### WHAT YOU SHOULD DO
Give the material once more, word for word, without any images.

Collected data entries:
— START —

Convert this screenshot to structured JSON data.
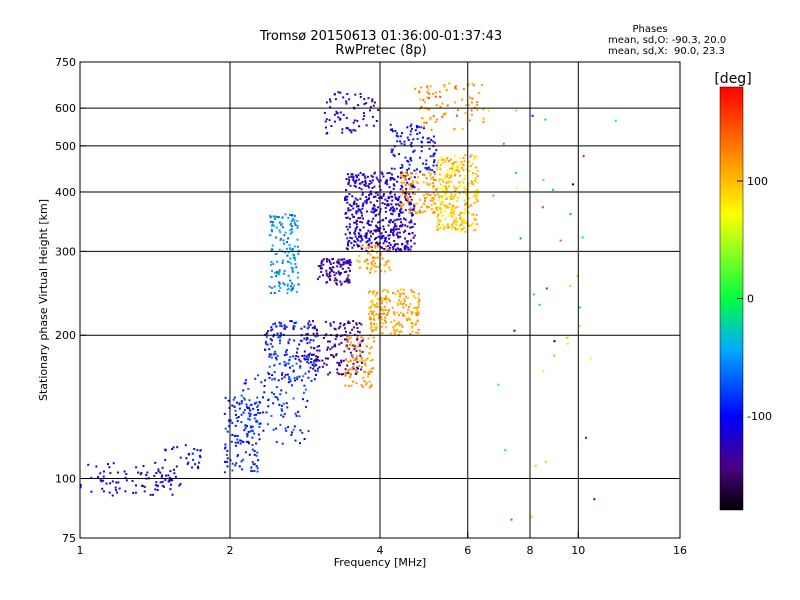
{
  "chart_data": {
    "type": "scatter",
    "title": "Tromsø 20150613 01:36:00-01:37:43",
    "subtitle": "RwPretec (8p)",
    "xlabel": "Frequency [MHz]",
    "ylabel": "Stationary phase Virtual Height [km]",
    "x_scale": "log",
    "y_scale": "log",
    "xlim": [
      1,
      16
    ],
    "ylim": [
      75,
      750
    ],
    "x_ticks": [
      1,
      2,
      4,
      6,
      8,
      10,
      16
    ],
    "x_grid": [
      2,
      4,
      6,
      8,
      10
    ],
    "y_ticks": [
      75,
      100,
      200,
      300,
      400,
      500,
      600,
      750
    ],
    "y_grid": [
      100,
      200,
      300,
      400,
      500,
      600
    ],
    "grid": true,
    "phase_info": {
      "title": "Phases",
      "line_o": "mean, sd,O: -90.3, 20.0",
      "line_x": "mean, sd,X:  90.0, 23.3"
    },
    "colorbar": {
      "label": "[deg]",
      "range": [
        -180,
        180
      ],
      "ticks": [
        -100,
        0,
        100
      ],
      "colormap": "rainbow"
    },
    "point_groups": [
      {
        "name": "lowE",
        "x": [
          1.0,
          1.55
        ],
        "y": [
          92,
          108
        ],
        "phase": [
          -140,
          -95
        ],
        "n": 80
      },
      {
        "name": "lowE2",
        "x": [
          1.45,
          1.75
        ],
        "y": [
          96,
          120
        ],
        "phase": [
          -120,
          -90
        ],
        "n": 40
      },
      {
        "name": "steep",
        "x": [
          1.95,
          2.3
        ],
        "y": [
          103,
          150
        ],
        "phase": [
          -110,
          -70
        ],
        "n": 120
      },
      {
        "name": "ramp",
        "x": [
          2.1,
          2.9
        ],
        "y": [
          118,
          165
        ],
        "phase": [
          -120,
          -60
        ],
        "n": 100
      },
      {
        "name": "F1a",
        "x": [
          2.35,
          3.0
        ],
        "y": [
          160,
          215
        ],
        "phase": [
          -130,
          -60
        ],
        "n": 180
      },
      {
        "name": "F1b",
        "x": [
          2.9,
          3.7
        ],
        "y": [
          165,
          215
        ],
        "phase": [
          -150,
          -110
        ],
        "n": 150
      },
      {
        "name": "stack",
        "x": [
          2.4,
          2.75
        ],
        "y": [
          245,
          360
        ],
        "phase": [
          -75,
          -30
        ],
        "n": 150
      },
      {
        "name": "mid",
        "x": [
          3.0,
          3.5
        ],
        "y": [
          255,
          290
        ],
        "phase": [
          -150,
          -120
        ],
        "n": 100
      },
      {
        "name": "mainF",
        "x": [
          3.4,
          4.7
        ],
        "y": [
          300,
          440
        ],
        "phase": [
          -140,
          -100
        ],
        "n": 500
      },
      {
        "name": "upperF",
        "x": [
          3.1,
          4.0
        ],
        "y": [
          530,
          650
        ],
        "phase": [
          -140,
          -90
        ],
        "n": 70
      },
      {
        "name": "upperF2",
        "x": [
          4.2,
          5.2
        ],
        "y": [
          440,
          560
        ],
        "phase": [
          -130,
          -80
        ],
        "n": 100
      },
      {
        "name": "X1",
        "x": [
          3.4,
          3.9
        ],
        "y": [
          155,
          200
        ],
        "phase": [
          100,
          130
        ],
        "n": 90
      },
      {
        "name": "X2",
        "x": [
          3.8,
          4.8
        ],
        "y": [
          200,
          250
        ],
        "phase": [
          95,
          125
        ],
        "n": 200
      },
      {
        "name": "X3",
        "x": [
          3.6,
          4.2
        ],
        "y": [
          270,
          310
        ],
        "phase": [
          95,
          130
        ],
        "n": 60
      },
      {
        "name": "X4",
        "x": [
          4.4,
          5.2
        ],
        "y": [
          360,
          440
        ],
        "phase": [
          95,
          130
        ],
        "n": 120
      },
      {
        "name": "X5",
        "x": [
          5.2,
          6.3
        ],
        "y": [
          330,
          480
        ],
        "phase": [
          70,
          120
        ],
        "n": 300
      },
      {
        "name": "X6",
        "x": [
          4.7,
          6.5
        ],
        "y": [
          540,
          680
        ],
        "phase": [
          90,
          150
        ],
        "n": 80
      },
      {
        "name": "sparse",
        "x": [
          6.5,
          12
        ],
        "y": [
          80,
          650
        ],
        "phase": [
          -180,
          180
        ],
        "n": 40
      }
    ]
  }
}
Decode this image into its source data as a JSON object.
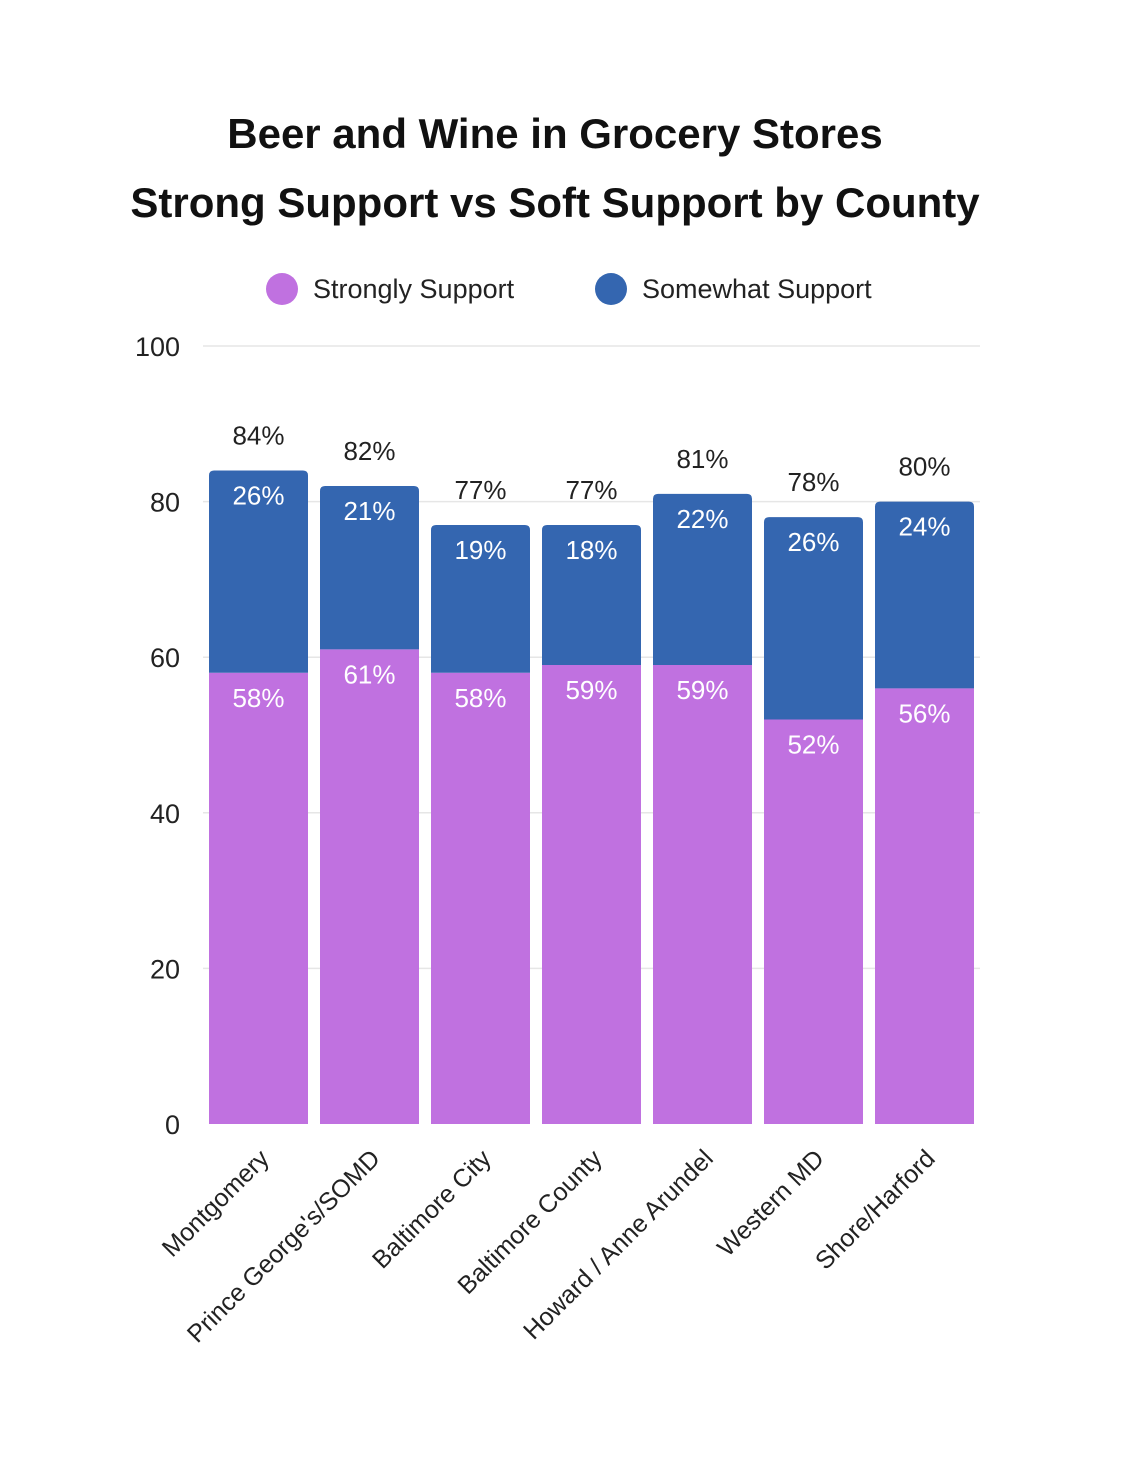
{
  "chart_data": {
    "type": "bar",
    "stacked": true,
    "title": [
      "Beer and Wine in Grocery Stores",
      "Strong Support vs Soft Support by County"
    ],
    "xlabel": "",
    "ylabel": "",
    "ylim": [
      0,
      100
    ],
    "yticks": [
      0,
      20,
      40,
      60,
      80,
      100
    ],
    "grid": true,
    "legend_position": "top",
    "categories": [
      "Montgomery",
      "Prince George's/SOMD",
      "Baltimore City",
      "Baltimore County",
      "Howard / Anne Arundel",
      "Western MD",
      "Shore/Harford"
    ],
    "series": [
      {
        "name": "Strongly Support",
        "color": "#c071e0",
        "values": [
          58,
          61,
          58,
          59,
          59,
          52,
          56
        ],
        "labels": [
          "58%",
          "61%",
          "58%",
          "59%",
          "59%",
          "52%",
          "56%"
        ]
      },
      {
        "name": "Somewhat Support",
        "color": "#3466b0",
        "values": [
          26,
          21,
          19,
          18,
          22,
          26,
          24
        ],
        "labels": [
          "26%",
          "21%",
          "19%",
          "18%",
          "22%",
          "26%",
          "24%"
        ]
      }
    ],
    "totals": [
      84,
      82,
      77,
      77,
      81,
      78,
      80
    ],
    "total_labels": [
      "84%",
      "82%",
      "77%",
      "77%",
      "81%",
      "78%",
      "80%"
    ]
  }
}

— END —

### THE SOLUTION
Convert this screenshot to structured JSON data.
{
  "chart_data": {
    "type": "scatter",
    "title": "Tromsø 20150613 01:36:00-01:37:43",
    "subtitle": "RwPretec (8p)",
    "xlabel": "Frequency [MHz]",
    "ylabel": "Stationary phase Virtual Height [km]",
    "x_scale": "log",
    "y_scale": "log",
    "xlim": [
      1,
      16
    ],
    "ylim": [
      75,
      750
    ],
    "x_ticks": [
      1,
      2,
      4,
      6,
      8,
      10,
      16
    ],
    "x_grid": [
      2,
      4,
      6,
      8,
      10
    ],
    "y_ticks": [
      75,
      100,
      200,
      300,
      400,
      500,
      600,
      750
    ],
    "y_grid": [
      100,
      200,
      300,
      400,
      500,
      600
    ],
    "grid": true,
    "phase_info": {
      "title": "Phases",
      "line_o": "mean, sd,O: -90.3, 20.0",
      "line_x": "mean, sd,X:  90.0, 23.3"
    },
    "colorbar": {
      "label": "[deg]",
      "range": [
        -180,
        180
      ],
      "ticks": [
        -100,
        0,
        100
      ],
      "colormap": "rainbow"
    },
    "point_groups": [
      {
        "name": "lowE",
        "x": [
          1.0,
          1.55
        ],
        "y": [
          92,
          108
        ],
        "phase": [
          -140,
          -95
        ],
        "n": 80
      },
      {
        "name": "lowE2",
        "x": [
          1.45,
          1.75
        ],
        "y": [
          96,
          120
        ],
        "phase": [
          -120,
          -90
        ],
        "n": 40
      },
      {
        "name": "steep",
        "x": [
          1.95,
          2.3
        ],
        "y": [
          103,
          150
        ],
        "phase": [
          -110,
          -70
        ],
        "n": 120
      },
      {
        "name": "ramp",
        "x": [
          2.1,
          2.9
        ],
        "y": [
          118,
          165
        ],
        "phase": [
          -120,
          -60
        ],
        "n": 100
      },
      {
        "name": "F1a",
        "x": [
          2.35,
          3.0
        ],
        "y": [
          160,
          215
        ],
        "phase": [
          -130,
          -60
        ],
        "n": 180
      },
      {
        "name": "F1b",
        "x": [
          2.9,
          3.7
        ],
        "y": [
          165,
          215
        ],
        "phase": [
          -150,
          -110
        ],
        "n": 150
      },
      {
        "name": "stack",
        "x": [
          2.4,
          2.75
        ],
        "y": [
          245,
          360
        ],
        "phase": [
          -75,
          -30
        ],
        "n": 150
      },
      {
        "name": "mid",
        "x": [
          3.0,
          3.5
        ],
        "y": [
          255,
          290
        ],
        "phase": [
          -150,
          -120
        ],
        "n": 100
      },
      {
        "name": "mainF",
        "x": [
          3.4,
          4.7
        ],
        "y": [
          300,
          440
        ],
        "phase": [
          -140,
          -100
        ],
        "n": 500
      },
      {
        "name": "upperF",
        "x": [
          3.1,
          4.0
        ],
        "y": [
          530,
          650
        ],
        "phase": [
          -140,
          -90
        ],
        "n": 70
      },
      {
        "name": "upperF2",
        "x": [
          4.2,
          5.2
        ],
        "y": [
          440,
          560
        ],
        "phase": [
          -130,
          -80
        ],
        "n": 100
      },
      {
        "name": "X1",
        "x": [
          3.4,
          3.9
        ],
        "y": [
          155,
          200
        ],
        "phase": [
          100,
          130
        ],
        "n": 90
      },
      {
        "name": "X2",
        "x": [
          3.8,
          4.8
        ],
        "y": [
          200,
          250
        ],
        "phase": [
          95,
          125
        ],
        "n": 200
      },
      {
        "name": "X3",
        "x": [
          3.6,
          4.2
        ],
        "y": [
          270,
          310
        ],
        "phase": [
          95,
          130
        ],
        "n": 60
      },
      {
        "name": "X4",
        "x": [
          4.4,
          5.2
        ],
        "y": [
          360,
          440
        ],
        "phase": [
          95,
          130
        ],
        "n": 120
      },
      {
        "name": "X5",
        "x": [
          5.2,
          6.3
        ],
        "y": [
          330,
          480
        ],
        "phase": [
          70,
          120
        ],
        "n": 300
      },
      {
        "name": "X6",
        "x": [
          4.7,
          6.5
        ],
        "y": [
          540,
          680
        ],
        "phase": [
          90,
          150
        ],
        "n": 80
      },
      {
        "name": "sparse",
        "x": [
          6.5,
          12
        ],
        "y": [
          80,
          650
        ],
        "phase": [
          -180,
          180
        ],
        "n": 40
      }
    ]
  }
}
Decode this image into its source data as a JSON object.
{
  "chart_data": {
    "type": "bar",
    "stacked": true,
    "title": [
      "Beer and Wine in Grocery Stores",
      "Strong Support vs Soft Support by County"
    ],
    "xlabel": "",
    "ylabel": "",
    "ylim": [
      0,
      100
    ],
    "yticks": [
      0,
      20,
      40,
      60,
      80,
      100
    ],
    "grid": true,
    "legend_position": "top",
    "categories": [
      "Montgomery",
      "Prince George's/SOMD",
      "Baltimore City",
      "Baltimore County",
      "Howard / Anne Arundel",
      "Western MD",
      "Shore/Harford"
    ],
    "series": [
      {
        "name": "Strongly Support",
        "color": "#c071e0",
        "values": [
          58,
          61,
          58,
          59,
          59,
          52,
          56
        ],
        "labels": [
          "58%",
          "61%",
          "58%",
          "59%",
          "59%",
          "52%",
          "56%"
        ]
      },
      {
        "name": "Somewhat Support",
        "color": "#3466b0",
        "values": [
          26,
          21,
          19,
          18,
          22,
          26,
          24
        ],
        "labels": [
          "26%",
          "21%",
          "19%",
          "18%",
          "22%",
          "26%",
          "24%"
        ]
      }
    ],
    "totals": [
      84,
      82,
      77,
      77,
      81,
      78,
      80
    ],
    "total_labels": [
      "84%",
      "82%",
      "77%",
      "77%",
      "81%",
      "78%",
      "80%"
    ]
  }
}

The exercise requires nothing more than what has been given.